| Challenge |
Across the listing below, count the lines that mention the string "아닙니다". Reply with the figure only.

(Collected data)
****************************************
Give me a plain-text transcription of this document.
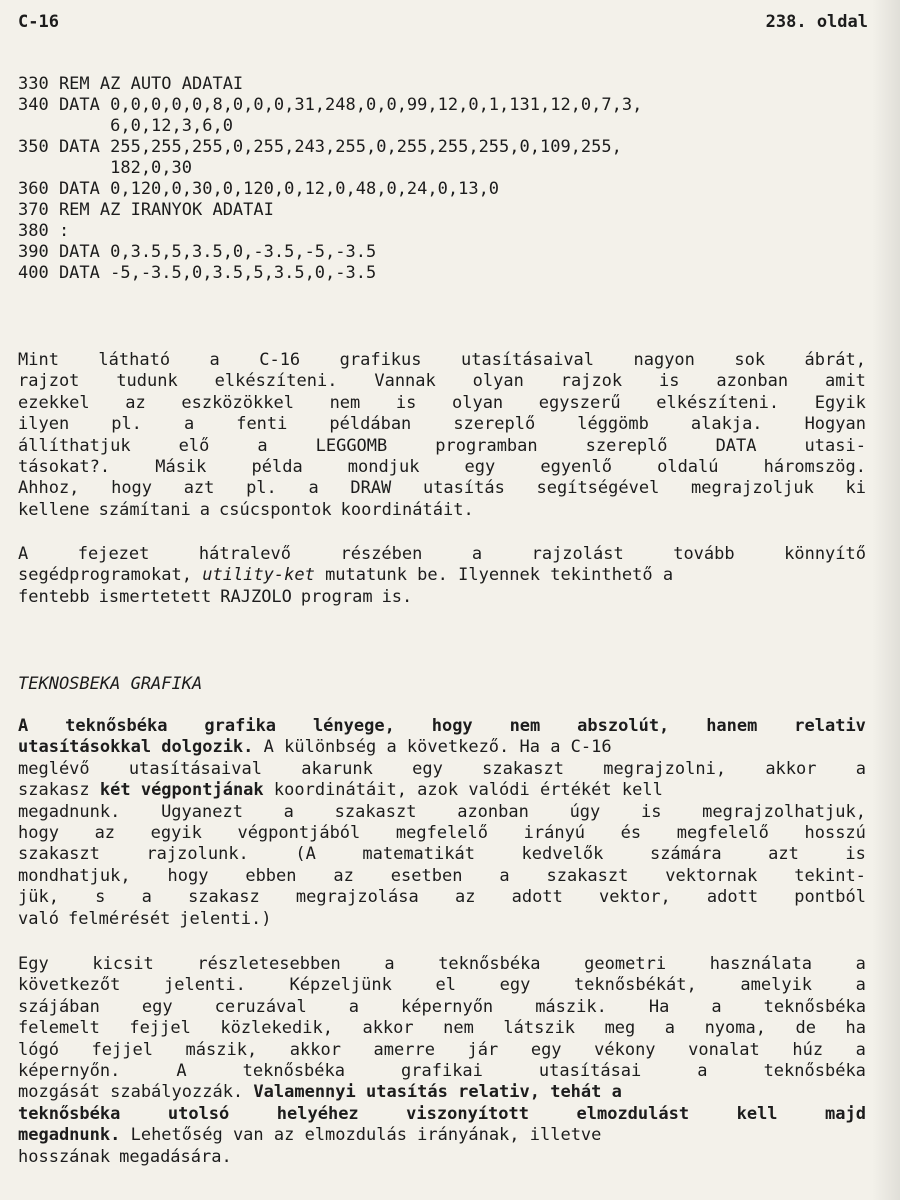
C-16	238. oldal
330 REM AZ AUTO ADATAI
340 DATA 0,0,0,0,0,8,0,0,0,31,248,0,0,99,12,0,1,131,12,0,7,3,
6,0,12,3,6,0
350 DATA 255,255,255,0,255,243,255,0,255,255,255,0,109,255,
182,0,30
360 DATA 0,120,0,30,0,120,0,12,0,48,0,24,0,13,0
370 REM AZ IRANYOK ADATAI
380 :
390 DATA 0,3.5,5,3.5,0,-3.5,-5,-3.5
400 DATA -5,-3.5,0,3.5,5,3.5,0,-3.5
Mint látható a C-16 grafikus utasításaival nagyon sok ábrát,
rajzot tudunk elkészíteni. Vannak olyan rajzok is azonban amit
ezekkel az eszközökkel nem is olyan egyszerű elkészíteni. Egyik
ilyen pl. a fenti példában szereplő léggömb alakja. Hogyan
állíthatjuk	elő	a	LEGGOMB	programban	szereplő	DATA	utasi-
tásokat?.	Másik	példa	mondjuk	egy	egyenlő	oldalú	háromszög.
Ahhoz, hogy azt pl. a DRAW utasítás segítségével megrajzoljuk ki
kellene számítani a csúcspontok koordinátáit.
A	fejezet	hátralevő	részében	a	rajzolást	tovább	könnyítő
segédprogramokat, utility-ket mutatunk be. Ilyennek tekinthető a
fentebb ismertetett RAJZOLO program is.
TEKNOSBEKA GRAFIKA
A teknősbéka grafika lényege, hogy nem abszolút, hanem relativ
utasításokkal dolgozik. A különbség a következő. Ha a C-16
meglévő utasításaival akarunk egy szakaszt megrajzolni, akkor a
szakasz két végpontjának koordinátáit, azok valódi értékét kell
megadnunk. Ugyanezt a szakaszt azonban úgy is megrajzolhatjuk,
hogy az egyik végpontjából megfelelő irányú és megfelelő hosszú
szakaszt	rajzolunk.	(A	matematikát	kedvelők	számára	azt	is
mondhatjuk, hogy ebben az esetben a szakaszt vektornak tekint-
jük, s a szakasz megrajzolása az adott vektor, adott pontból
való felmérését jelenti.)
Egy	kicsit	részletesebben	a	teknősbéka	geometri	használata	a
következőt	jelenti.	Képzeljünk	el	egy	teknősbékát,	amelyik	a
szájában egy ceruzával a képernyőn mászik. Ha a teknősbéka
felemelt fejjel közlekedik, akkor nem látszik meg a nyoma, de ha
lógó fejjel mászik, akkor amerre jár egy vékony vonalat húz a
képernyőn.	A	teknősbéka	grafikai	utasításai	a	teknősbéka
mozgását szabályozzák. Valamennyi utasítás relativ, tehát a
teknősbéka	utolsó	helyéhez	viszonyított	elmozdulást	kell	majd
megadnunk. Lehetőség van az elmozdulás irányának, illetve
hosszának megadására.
****************************************
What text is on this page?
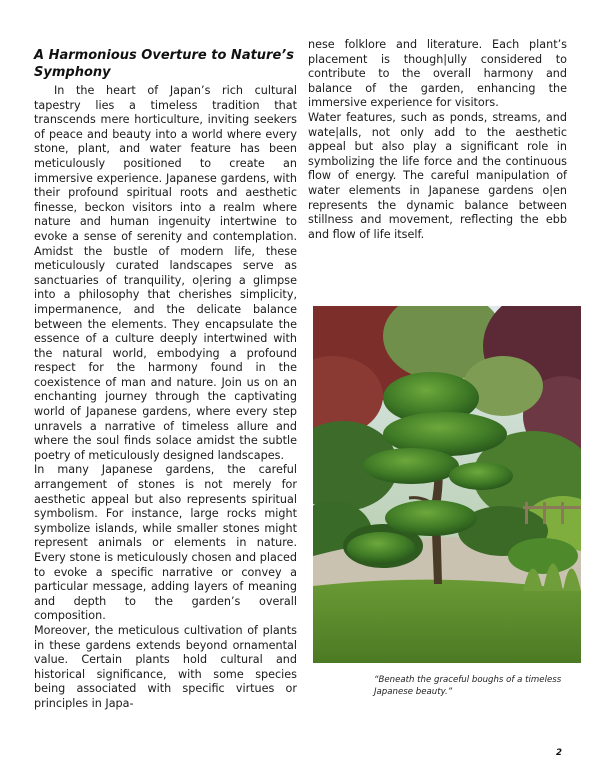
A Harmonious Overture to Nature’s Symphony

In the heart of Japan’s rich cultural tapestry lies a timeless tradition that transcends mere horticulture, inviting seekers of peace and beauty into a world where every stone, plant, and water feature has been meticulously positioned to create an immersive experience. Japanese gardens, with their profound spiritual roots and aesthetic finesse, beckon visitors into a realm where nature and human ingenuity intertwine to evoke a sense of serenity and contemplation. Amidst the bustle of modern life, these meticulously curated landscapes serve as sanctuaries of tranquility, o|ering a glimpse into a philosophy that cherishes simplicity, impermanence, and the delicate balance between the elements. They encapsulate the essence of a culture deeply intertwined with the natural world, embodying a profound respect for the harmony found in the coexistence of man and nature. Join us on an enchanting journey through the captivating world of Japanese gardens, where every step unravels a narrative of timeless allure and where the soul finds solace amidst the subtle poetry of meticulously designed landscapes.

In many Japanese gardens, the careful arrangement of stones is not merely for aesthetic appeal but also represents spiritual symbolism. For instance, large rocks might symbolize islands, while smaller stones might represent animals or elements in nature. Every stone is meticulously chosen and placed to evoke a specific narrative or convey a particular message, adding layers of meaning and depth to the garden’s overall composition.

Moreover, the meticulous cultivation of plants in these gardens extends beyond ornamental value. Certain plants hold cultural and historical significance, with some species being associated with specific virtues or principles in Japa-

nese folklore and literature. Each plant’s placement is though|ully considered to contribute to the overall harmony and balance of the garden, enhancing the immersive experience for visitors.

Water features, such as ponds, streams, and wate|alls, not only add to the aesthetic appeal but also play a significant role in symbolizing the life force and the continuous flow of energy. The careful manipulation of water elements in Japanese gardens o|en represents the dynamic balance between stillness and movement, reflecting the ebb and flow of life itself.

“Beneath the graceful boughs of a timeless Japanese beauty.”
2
****************************************
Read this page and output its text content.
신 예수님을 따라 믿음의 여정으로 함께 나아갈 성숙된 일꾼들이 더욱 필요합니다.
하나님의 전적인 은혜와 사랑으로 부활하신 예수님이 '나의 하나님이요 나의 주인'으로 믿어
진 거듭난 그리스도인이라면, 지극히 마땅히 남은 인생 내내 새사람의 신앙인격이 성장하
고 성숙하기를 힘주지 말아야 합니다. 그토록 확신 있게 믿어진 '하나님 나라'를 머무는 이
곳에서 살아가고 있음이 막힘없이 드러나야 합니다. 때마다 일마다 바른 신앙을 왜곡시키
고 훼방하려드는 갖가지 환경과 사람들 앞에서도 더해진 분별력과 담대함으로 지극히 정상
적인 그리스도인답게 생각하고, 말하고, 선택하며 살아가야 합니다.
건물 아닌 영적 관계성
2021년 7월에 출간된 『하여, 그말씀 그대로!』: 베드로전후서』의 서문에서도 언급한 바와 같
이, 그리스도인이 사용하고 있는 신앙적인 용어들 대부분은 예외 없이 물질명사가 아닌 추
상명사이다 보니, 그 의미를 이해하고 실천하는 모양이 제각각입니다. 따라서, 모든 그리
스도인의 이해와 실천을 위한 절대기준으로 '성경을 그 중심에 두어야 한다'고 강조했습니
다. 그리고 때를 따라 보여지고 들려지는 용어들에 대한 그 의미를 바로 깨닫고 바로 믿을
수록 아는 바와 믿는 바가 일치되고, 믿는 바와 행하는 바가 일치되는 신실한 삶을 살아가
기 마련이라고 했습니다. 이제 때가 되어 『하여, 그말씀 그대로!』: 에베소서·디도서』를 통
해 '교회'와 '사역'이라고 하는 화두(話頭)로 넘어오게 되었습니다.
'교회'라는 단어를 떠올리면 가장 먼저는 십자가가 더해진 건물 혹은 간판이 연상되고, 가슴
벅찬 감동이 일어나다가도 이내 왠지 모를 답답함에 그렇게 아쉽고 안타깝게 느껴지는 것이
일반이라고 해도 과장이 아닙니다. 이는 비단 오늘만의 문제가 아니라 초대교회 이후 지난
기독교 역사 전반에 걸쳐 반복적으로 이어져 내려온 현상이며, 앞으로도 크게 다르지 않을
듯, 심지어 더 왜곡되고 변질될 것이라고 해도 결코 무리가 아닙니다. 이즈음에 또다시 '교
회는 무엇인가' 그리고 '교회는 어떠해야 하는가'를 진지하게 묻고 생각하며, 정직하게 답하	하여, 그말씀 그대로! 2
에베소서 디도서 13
****************************************
| Written solution |
2